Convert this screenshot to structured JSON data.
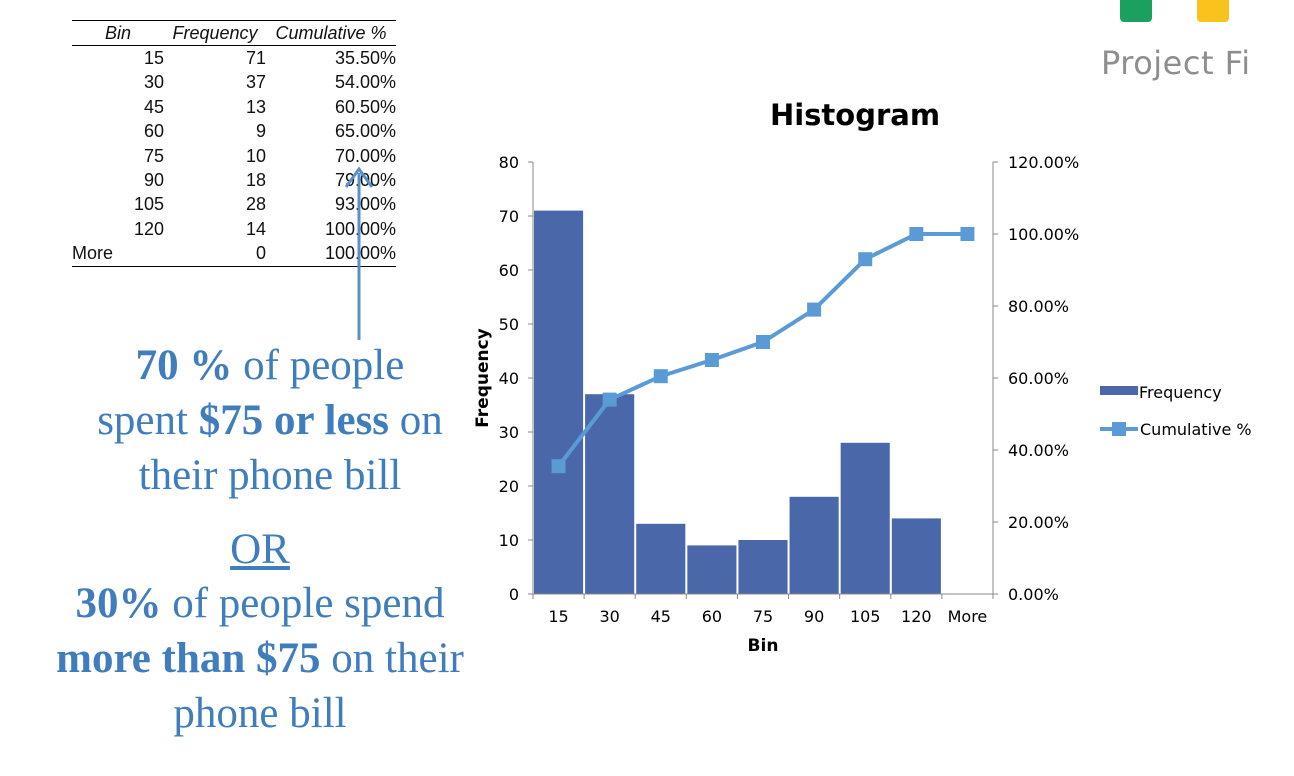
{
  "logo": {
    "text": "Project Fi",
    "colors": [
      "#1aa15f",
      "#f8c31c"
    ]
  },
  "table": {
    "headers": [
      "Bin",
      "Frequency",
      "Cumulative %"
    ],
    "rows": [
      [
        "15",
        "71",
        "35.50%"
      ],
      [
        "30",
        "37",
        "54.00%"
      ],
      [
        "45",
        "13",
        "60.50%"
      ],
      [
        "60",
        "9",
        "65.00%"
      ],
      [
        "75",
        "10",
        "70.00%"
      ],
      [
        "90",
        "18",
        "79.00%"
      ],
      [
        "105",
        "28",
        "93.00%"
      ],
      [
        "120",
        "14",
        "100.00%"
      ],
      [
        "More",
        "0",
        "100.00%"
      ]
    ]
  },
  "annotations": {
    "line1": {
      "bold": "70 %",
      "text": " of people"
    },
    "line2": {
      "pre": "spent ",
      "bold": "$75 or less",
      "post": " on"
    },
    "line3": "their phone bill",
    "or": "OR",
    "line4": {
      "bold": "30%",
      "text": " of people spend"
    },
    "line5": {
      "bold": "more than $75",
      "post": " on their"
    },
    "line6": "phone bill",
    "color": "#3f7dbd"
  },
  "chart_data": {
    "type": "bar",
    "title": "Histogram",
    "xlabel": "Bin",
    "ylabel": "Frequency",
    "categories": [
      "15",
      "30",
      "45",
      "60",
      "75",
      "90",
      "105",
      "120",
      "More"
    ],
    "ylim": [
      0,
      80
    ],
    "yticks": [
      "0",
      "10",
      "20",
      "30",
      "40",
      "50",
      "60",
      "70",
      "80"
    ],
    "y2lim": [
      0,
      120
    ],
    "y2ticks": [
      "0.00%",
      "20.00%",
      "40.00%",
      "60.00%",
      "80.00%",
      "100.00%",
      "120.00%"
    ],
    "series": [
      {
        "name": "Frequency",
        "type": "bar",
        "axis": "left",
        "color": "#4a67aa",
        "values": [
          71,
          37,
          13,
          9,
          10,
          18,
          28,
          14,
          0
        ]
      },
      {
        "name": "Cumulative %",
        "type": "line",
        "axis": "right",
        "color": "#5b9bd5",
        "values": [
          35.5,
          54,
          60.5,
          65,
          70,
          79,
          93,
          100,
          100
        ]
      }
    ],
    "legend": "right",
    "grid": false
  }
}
○ ○ ○
Find the string "their" in the records, then copy each line where it occurs.

    "line3": "their phone bill",
      "post": " on their"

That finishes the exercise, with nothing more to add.